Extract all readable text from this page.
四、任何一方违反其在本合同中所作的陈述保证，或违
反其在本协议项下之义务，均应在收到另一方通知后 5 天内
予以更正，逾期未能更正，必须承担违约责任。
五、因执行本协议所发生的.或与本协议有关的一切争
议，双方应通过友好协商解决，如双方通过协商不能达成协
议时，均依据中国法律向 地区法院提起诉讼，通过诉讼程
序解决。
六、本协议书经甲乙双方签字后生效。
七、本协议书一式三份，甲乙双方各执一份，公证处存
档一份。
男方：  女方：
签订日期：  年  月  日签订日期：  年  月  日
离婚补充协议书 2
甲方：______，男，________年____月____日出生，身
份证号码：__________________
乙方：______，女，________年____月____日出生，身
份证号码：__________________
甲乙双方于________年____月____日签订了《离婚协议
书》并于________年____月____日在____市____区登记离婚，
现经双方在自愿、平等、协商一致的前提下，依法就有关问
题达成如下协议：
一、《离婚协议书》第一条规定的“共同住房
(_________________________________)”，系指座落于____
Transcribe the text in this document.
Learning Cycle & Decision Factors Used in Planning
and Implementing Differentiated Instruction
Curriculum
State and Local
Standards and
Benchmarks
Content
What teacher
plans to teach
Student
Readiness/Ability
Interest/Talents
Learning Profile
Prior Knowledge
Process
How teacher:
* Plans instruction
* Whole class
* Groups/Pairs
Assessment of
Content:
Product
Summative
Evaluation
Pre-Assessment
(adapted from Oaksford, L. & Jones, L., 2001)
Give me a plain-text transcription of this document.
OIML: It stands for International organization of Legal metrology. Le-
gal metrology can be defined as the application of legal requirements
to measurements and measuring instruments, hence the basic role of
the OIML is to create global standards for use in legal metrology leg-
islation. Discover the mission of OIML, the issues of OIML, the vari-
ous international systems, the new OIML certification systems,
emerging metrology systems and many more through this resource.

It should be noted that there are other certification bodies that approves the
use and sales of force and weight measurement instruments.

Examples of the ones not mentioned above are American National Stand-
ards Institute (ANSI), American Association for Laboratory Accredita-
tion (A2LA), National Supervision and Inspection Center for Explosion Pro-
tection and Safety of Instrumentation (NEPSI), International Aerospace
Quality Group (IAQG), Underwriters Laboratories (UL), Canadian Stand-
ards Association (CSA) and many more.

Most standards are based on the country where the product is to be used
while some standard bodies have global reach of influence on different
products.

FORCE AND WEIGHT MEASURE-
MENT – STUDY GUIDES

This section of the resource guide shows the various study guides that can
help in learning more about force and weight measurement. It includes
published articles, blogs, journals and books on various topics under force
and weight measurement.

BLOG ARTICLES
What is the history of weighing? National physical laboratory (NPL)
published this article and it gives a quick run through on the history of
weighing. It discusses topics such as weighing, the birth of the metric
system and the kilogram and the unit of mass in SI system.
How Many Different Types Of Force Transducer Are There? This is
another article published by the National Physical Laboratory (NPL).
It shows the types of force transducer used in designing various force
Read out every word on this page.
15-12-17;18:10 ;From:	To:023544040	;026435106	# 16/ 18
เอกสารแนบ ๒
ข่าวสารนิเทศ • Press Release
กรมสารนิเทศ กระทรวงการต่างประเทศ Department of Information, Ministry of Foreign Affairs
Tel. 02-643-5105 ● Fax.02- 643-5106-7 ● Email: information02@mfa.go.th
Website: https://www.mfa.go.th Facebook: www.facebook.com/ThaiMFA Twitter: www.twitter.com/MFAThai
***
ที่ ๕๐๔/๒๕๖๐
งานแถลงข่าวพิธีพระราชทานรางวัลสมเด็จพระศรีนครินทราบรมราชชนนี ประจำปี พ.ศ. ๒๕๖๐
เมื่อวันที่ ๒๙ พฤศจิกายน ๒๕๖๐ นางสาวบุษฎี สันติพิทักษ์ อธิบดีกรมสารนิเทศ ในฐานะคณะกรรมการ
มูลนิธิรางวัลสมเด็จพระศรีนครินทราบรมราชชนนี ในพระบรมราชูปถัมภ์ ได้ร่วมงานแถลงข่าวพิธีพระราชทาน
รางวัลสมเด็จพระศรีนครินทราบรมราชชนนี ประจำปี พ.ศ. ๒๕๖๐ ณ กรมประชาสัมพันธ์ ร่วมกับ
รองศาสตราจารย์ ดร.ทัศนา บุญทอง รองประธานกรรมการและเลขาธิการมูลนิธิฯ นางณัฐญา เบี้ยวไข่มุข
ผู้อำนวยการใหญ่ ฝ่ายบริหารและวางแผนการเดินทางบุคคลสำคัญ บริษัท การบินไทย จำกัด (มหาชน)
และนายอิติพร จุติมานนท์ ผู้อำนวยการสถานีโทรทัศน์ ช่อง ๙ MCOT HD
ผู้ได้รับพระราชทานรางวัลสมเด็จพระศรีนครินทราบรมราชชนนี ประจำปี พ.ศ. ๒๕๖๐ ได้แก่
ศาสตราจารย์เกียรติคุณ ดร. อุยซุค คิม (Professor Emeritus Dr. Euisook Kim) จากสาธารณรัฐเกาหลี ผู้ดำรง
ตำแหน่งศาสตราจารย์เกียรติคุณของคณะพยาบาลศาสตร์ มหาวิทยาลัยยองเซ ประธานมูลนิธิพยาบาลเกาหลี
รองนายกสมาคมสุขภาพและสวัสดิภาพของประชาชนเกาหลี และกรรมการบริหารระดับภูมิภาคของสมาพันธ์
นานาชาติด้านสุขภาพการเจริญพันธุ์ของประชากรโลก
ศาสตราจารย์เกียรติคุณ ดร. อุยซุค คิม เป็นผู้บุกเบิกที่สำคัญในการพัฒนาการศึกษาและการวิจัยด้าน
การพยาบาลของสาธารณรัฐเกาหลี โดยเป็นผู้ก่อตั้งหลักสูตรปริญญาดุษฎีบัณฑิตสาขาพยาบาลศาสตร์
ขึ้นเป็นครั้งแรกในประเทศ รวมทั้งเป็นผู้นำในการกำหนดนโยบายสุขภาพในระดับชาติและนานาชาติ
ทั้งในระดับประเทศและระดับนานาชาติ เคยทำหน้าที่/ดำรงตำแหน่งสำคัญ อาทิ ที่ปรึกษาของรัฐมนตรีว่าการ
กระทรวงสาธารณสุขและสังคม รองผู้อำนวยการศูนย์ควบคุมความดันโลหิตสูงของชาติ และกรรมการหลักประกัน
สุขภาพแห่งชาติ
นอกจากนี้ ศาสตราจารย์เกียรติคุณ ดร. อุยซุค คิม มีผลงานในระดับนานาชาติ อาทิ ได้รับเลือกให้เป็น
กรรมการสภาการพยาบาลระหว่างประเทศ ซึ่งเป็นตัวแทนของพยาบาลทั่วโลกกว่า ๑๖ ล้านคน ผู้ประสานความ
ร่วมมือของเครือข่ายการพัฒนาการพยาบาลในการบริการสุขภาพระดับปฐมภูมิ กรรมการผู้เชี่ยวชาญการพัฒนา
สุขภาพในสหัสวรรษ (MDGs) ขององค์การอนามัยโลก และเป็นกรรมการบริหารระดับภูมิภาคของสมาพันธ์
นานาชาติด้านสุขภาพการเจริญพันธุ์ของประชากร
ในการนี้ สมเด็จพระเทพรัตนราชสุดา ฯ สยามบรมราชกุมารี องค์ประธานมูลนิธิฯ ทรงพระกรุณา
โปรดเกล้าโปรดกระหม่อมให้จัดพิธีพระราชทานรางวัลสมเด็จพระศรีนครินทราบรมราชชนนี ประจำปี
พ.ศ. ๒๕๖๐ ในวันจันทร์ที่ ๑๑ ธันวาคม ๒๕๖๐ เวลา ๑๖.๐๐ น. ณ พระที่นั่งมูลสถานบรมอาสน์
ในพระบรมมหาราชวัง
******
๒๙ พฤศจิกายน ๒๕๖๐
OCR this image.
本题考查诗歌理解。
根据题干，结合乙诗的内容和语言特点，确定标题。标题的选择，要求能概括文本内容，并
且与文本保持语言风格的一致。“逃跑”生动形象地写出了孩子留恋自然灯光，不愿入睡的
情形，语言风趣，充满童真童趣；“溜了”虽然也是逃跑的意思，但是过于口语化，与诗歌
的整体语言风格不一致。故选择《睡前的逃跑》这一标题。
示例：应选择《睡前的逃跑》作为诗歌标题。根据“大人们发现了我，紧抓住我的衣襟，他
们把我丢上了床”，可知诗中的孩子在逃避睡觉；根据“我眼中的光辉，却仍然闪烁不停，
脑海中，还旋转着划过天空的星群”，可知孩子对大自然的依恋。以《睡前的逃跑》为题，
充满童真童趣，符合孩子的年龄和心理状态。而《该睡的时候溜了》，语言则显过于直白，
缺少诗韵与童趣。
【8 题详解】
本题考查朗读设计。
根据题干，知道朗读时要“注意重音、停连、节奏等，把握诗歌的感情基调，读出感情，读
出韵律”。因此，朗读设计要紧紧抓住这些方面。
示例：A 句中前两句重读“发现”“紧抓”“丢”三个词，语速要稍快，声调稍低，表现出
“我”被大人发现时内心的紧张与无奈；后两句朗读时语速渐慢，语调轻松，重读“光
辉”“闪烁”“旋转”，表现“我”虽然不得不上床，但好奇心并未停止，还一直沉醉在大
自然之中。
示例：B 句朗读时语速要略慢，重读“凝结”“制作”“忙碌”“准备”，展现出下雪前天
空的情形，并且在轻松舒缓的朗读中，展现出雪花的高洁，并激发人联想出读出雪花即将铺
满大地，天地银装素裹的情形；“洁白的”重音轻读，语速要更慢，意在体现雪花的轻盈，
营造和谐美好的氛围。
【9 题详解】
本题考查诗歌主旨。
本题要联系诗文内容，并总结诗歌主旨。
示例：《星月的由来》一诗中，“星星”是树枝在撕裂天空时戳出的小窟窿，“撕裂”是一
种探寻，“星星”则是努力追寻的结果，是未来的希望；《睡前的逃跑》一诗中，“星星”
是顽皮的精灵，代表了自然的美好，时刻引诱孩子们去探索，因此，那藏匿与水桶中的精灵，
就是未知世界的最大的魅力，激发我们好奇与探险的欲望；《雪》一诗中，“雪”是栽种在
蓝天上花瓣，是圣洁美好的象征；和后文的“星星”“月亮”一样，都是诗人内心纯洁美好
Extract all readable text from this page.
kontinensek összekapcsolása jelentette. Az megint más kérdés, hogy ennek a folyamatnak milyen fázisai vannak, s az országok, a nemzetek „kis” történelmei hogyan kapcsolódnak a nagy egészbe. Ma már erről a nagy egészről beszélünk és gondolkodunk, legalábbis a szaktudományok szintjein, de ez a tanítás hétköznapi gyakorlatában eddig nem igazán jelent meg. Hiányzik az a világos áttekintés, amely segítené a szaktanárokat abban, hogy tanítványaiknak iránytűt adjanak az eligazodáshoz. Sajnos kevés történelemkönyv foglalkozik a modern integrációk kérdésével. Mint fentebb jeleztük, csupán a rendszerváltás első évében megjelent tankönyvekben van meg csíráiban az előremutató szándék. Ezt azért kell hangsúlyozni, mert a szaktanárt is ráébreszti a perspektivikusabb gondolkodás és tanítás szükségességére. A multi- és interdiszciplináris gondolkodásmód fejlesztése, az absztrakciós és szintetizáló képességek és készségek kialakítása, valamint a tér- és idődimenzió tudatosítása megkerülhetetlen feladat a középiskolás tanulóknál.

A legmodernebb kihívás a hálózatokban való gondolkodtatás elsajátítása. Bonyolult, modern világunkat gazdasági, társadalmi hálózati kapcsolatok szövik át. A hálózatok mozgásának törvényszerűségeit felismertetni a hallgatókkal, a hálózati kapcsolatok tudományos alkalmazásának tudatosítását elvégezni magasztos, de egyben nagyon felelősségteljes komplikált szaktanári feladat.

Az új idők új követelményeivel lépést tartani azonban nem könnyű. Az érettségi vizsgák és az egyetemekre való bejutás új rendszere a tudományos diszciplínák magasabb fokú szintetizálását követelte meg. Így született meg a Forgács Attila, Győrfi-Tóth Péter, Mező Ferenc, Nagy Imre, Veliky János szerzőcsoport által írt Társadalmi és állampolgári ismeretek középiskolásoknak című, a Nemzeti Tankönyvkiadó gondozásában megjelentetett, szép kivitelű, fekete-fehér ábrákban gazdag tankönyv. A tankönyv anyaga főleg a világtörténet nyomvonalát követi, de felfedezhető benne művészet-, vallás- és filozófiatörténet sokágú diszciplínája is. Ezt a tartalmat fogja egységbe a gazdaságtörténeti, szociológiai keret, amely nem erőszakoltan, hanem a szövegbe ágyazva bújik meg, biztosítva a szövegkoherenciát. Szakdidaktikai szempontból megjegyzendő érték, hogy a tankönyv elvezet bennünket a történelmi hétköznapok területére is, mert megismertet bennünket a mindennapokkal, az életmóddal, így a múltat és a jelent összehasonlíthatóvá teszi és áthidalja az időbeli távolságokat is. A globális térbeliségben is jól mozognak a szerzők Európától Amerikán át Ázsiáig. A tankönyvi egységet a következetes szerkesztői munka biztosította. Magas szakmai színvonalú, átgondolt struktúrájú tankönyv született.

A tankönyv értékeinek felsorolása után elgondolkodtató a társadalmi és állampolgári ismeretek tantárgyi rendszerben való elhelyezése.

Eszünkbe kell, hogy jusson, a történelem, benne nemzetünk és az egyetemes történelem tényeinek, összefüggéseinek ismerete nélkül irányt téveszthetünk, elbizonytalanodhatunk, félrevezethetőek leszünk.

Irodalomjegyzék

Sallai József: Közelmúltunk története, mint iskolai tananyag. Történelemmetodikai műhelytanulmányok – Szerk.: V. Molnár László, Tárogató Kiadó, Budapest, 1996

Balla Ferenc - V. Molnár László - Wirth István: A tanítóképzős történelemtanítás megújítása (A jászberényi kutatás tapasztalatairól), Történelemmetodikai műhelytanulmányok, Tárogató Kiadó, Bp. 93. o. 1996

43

▶ **What the task asks**: Considering only the records above, state the number of lines that include the word "กายน", with nothing added.

▶ **Full output**: 2